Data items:
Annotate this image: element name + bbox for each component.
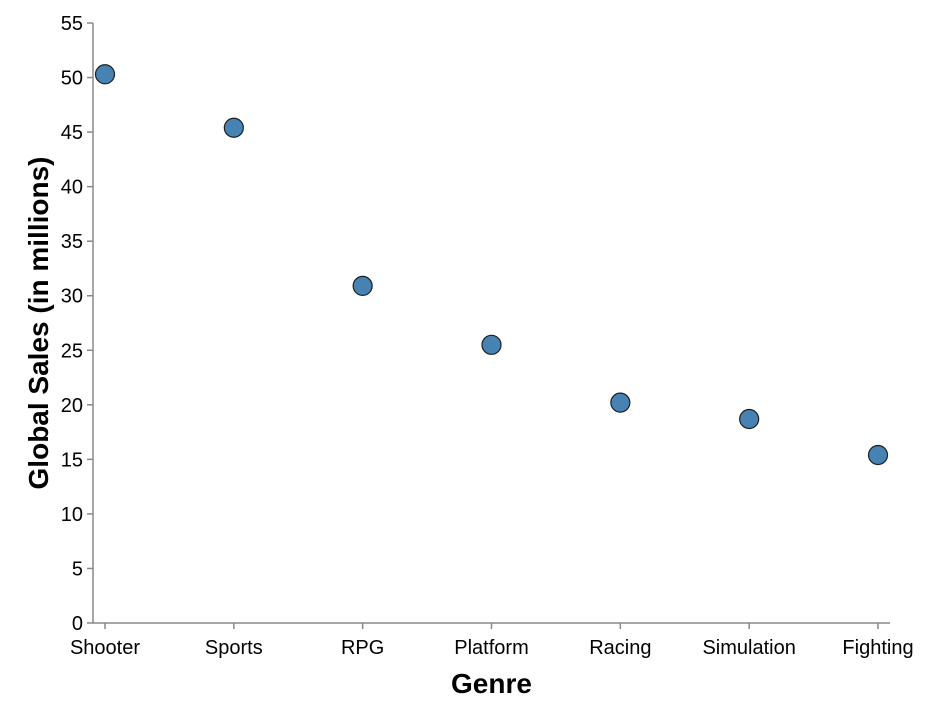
x-tick-label: Simulation (702, 637, 795, 659)
data-point (739, 408, 760, 430)
x-tick-label: Sports (205, 637, 263, 659)
data-point (94, 64, 116, 85)
data-point (867, 444, 889, 466)
y-tick-label: 40 (61, 177, 83, 199)
y-tick-label: 5 (72, 558, 83, 580)
y-tick-label: 45 (61, 122, 83, 144)
data-point (610, 392, 631, 413)
y-tick-label: 55 (61, 13, 83, 35)
x-tick-label: Fighting (842, 637, 913, 659)
x-tick-label: Platform (454, 637, 528, 659)
x-axis-title: Genre (451, 668, 532, 699)
data-points (94, 64, 889, 466)
y-axis: 0 5 10 15 20 25 30 35 40 45 50 55 (61, 13, 94, 635)
data-point (481, 334, 502, 355)
data-point (223, 117, 244, 138)
x-tick-label: Shooter (70, 637, 140, 659)
data-point (352, 275, 373, 297)
y-tick-label: 20 (61, 395, 83, 417)
y-tick-label: 25 (61, 340, 83, 362)
y-tick-label: 0 (72, 613, 83, 635)
y-axis-title: Global Sales (in millions) (23, 157, 54, 490)
x-axis: Shooter Sports RPG Platform Racing Simulation… (70, 622, 914, 659)
y-tick-label: 15 (61, 449, 83, 471)
y-tick-label: 10 (61, 504, 83, 526)
x-tick-label: RPG (341, 637, 384, 659)
y-tick-label: 50 (61, 68, 83, 90)
x-tick-label: Racing (589, 637, 651, 659)
y-tick-label: 35 (61, 231, 83, 253)
y-tick-label: 30 (61, 286, 83, 308)
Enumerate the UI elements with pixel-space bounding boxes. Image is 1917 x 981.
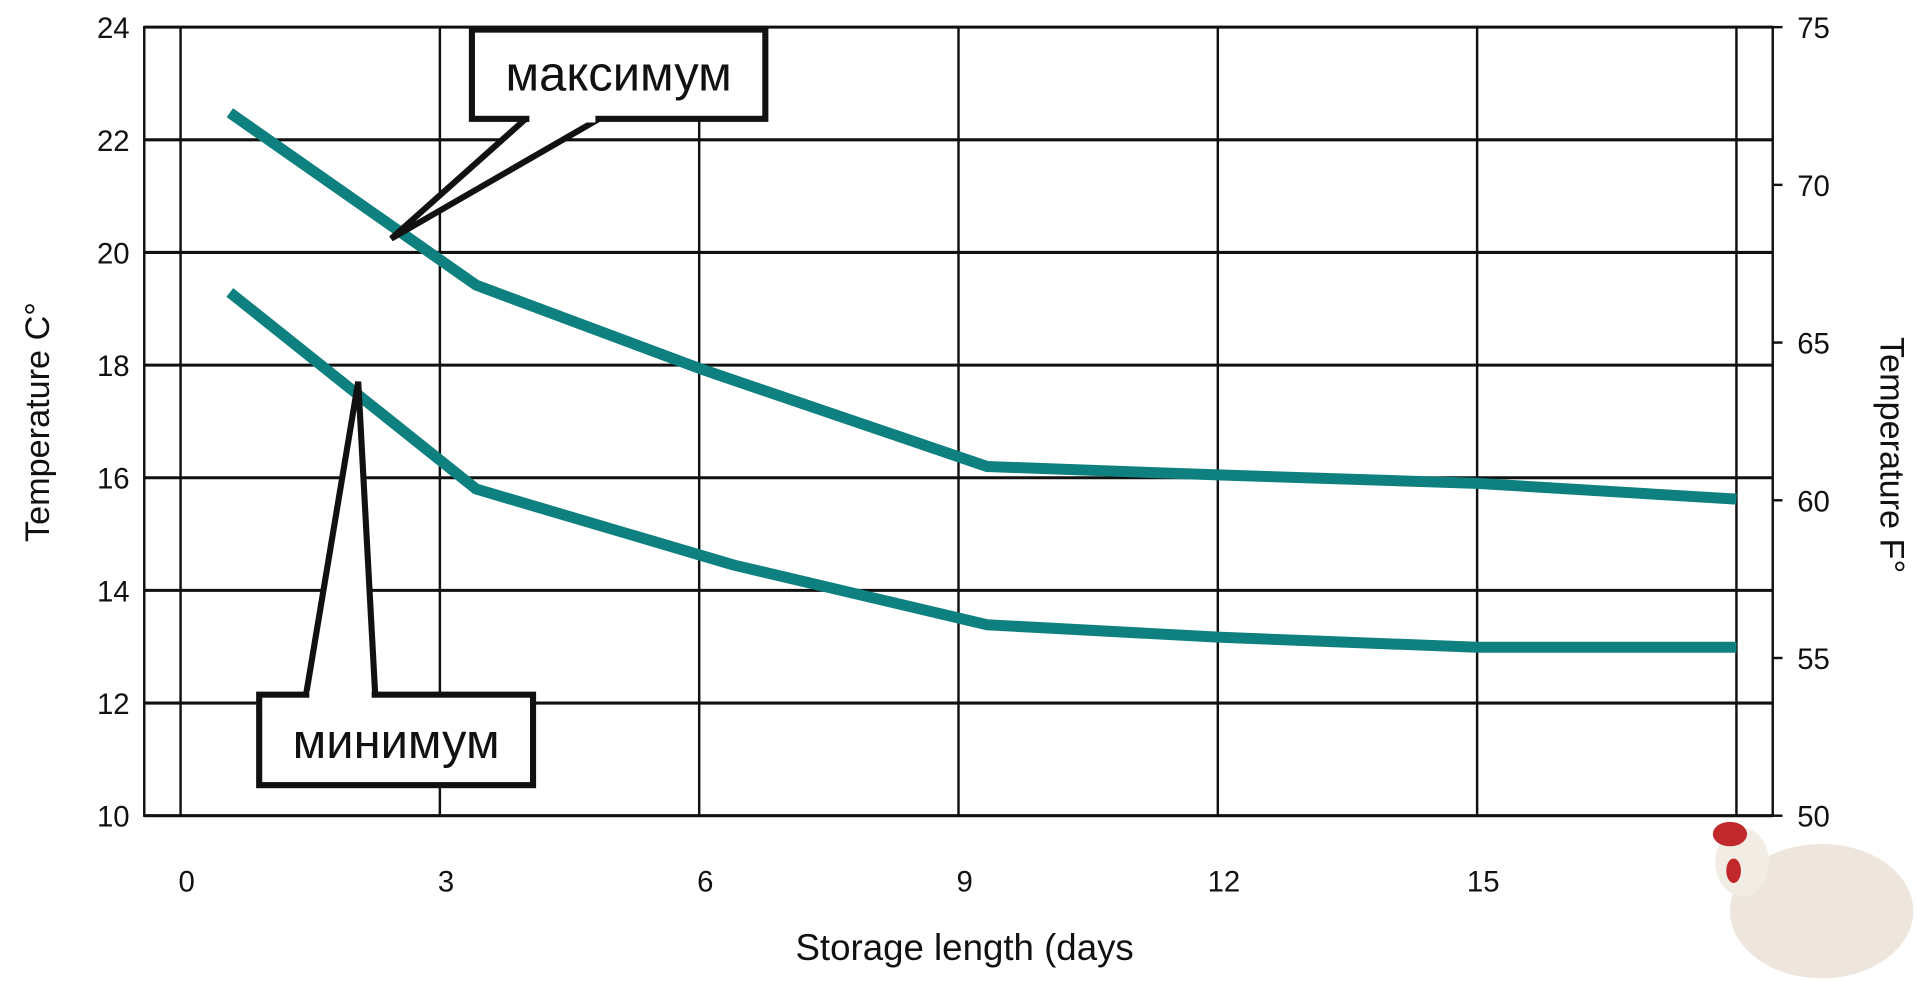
series-line bbox=[226, 288, 1737, 653]
y2-tick-label: 60 bbox=[1797, 485, 1830, 518]
y-tick-label: 24 bbox=[97, 12, 130, 45]
x-tick-label: 6 bbox=[697, 866, 713, 899]
x-tick-label: 15 bbox=[1467, 866, 1500, 899]
y2-tick-label: 65 bbox=[1797, 328, 1830, 361]
callout-label: минимум bbox=[293, 715, 500, 769]
callout-min: минимум bbox=[256, 381, 537, 789]
labels: 10121416182022245055606570750369121518 bbox=[97, 12, 1830, 898]
y-tick-label: 22 bbox=[97, 125, 130, 158]
y-axis-label: Temperature C° bbox=[19, 302, 57, 542]
lines bbox=[226, 108, 1737, 653]
y-tick-label: 12 bbox=[97, 688, 130, 721]
x-tick-label: 3 bbox=[438, 866, 454, 899]
y-tick-label: 18 bbox=[97, 350, 130, 383]
y-tick-label: 14 bbox=[97, 575, 130, 608]
hen-illustration bbox=[1712, 821, 1914, 979]
x-axis-label: Storage length (days bbox=[795, 927, 1133, 968]
series-line bbox=[226, 108, 1737, 505]
x-tick-label: 9 bbox=[956, 866, 972, 899]
y2-tick-label: 75 bbox=[1797, 12, 1830, 45]
y2-tick-label: 55 bbox=[1797, 643, 1830, 676]
y-tick-label: 10 bbox=[97, 801, 130, 834]
y2-tick-label: 50 bbox=[1797, 801, 1830, 834]
callout-label: максимум bbox=[506, 48, 732, 102]
callout-max: максимум bbox=[389, 26, 769, 242]
y-tick-label: 20 bbox=[97, 237, 130, 270]
x-tick-label: 12 bbox=[1208, 866, 1241, 899]
x-tick-label: 0 bbox=[179, 866, 195, 899]
y2-tick-label: 70 bbox=[1797, 170, 1830, 203]
y-tick-label: 16 bbox=[97, 463, 130, 496]
plot-frame bbox=[143, 25, 1774, 817]
y2-axis-label: Temperature F° bbox=[1872, 337, 1910, 573]
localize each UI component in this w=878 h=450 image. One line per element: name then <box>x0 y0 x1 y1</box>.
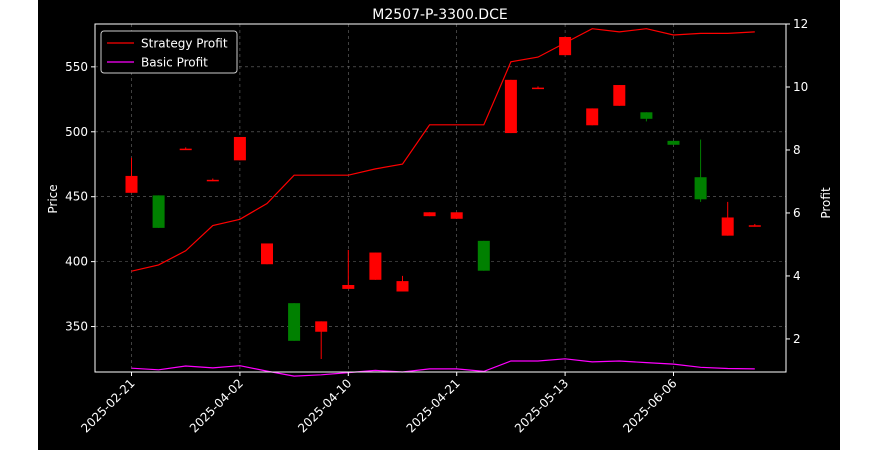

= EXERCISE =
Across all the items, substitute "horizontal-tick-label" for every "x-tick-label" and reproduce the lines with nothing else altered. Omit the pictures from your answer.

= ANSWER TO THE EXERCISE =
Annotate this image: element name + bbox for each component.
horizontal-tick-label: Simulation (702, 637, 795, 659)
data-point (739, 408, 760, 430)
horizontal-tick-label: Sports (205, 637, 263, 659)
data-point (94, 64, 116, 85)
data-point (867, 444, 889, 466)
y-tick-label: 40 (61, 177, 83, 199)
y-tick-label: 5 (72, 558, 83, 580)
y-tick-label: 45 (61, 122, 83, 144)
data-point (610, 392, 631, 413)
y-tick-label: 55 (61, 13, 83, 35)
horizontal-tick-label: Fighting (842, 637, 913, 659)
horizontal-tick-label: Platform (454, 637, 528, 659)
x-axis-title: Genre (451, 668, 532, 699)
data-points (94, 64, 889, 466)
y-axis: 0 5 10 15 20 25 30 35 40 45 50 55 (61, 13, 94, 635)
data-point (481, 334, 502, 355)
data-point (223, 117, 244, 138)
horizontal-tick-label: Shooter (70, 637, 140, 659)
data-point (352, 275, 373, 297)
y-tick-label: 20 (61, 395, 83, 417)
y-tick-label: 25 (61, 340, 83, 362)
y-tick-label: 0 (72, 613, 83, 635)
y-axis-title: Global Sales (in millions) (23, 157, 54, 490)
x-axis: Shooter Sports RPG Platform Racing Simulation… (70, 622, 914, 659)
y-tick-label: 15 (61, 449, 83, 471)
y-tick-label: 10 (61, 504, 83, 526)
horizontal-tick-label: RPG (341, 637, 384, 659)
y-tick-label: 50 (61, 68, 83, 90)
horizontal-tick-label: Racing (589, 637, 651, 659)
y-tick-label: 35 (61, 231, 83, 253)
y-tick-label: 30 (61, 286, 83, 308)
Enumerate the UI elements with pixel-space bounding boxes. Image is 1917 x 981.
series-line bbox=[226, 288, 1737, 653]
y2-tick-label: 60 bbox=[1797, 485, 1830, 518]
y-tick-label: 24 bbox=[97, 12, 130, 45]
horizontal-tick-label: 6 bbox=[697, 866, 713, 899]
horizontal-tick-label: 15 bbox=[1467, 866, 1500, 899]
y2-tick-label: 65 bbox=[1797, 328, 1830, 361]
callout-label: минимум bbox=[293, 715, 500, 769]
callout-min: минимум bbox=[256, 381, 537, 789]
labels: 10121416182022245055606570750369121518 bbox=[97, 12, 1830, 898]
y-tick-label: 22 bbox=[97, 125, 130, 158]
y-axis-label: Temperature C° bbox=[19, 302, 57, 542]
lines bbox=[226, 108, 1737, 653]
y-tick-label: 12 bbox=[97, 688, 130, 721]
horizontal-tick-label: 3 bbox=[438, 866, 454, 899]
y-tick-label: 18 bbox=[97, 350, 130, 383]
y-tick-label: 14 bbox=[97, 575, 130, 608]
hen-illustration bbox=[1712, 821, 1914, 979]
x-axis-label: Storage length (days bbox=[795, 927, 1133, 968]
series-line bbox=[226, 108, 1737, 505]
horizontal-tick-label: 9 bbox=[956, 866, 972, 899]
y2-tick-label: 75 bbox=[1797, 12, 1830, 45]
y2-tick-label: 55 bbox=[1797, 643, 1830, 676]
y-tick-label: 10 bbox=[97, 801, 130, 834]
y2-tick-label: 50 bbox=[1797, 801, 1830, 834]
callout-label: максимум bbox=[506, 48, 732, 102]
callout-max: максимум bbox=[389, 26, 769, 242]
y-tick-label: 20 bbox=[97, 237, 130, 270]
horizontal-tick-label: 12 bbox=[1208, 866, 1241, 899]
horizontal-tick-label: 0 bbox=[179, 866, 195, 899]
y2-tick-label: 70 bbox=[1797, 170, 1830, 203]
y-tick-label: 16 bbox=[97, 463, 130, 496]
plot-frame bbox=[143, 25, 1774, 817]
y2-axis-label: Temperature F° bbox=[1872, 337, 1910, 573]
localize each UI component in this w=878 h=450 image. One line per element: name then <box>x0 y0 x1 y1</box>.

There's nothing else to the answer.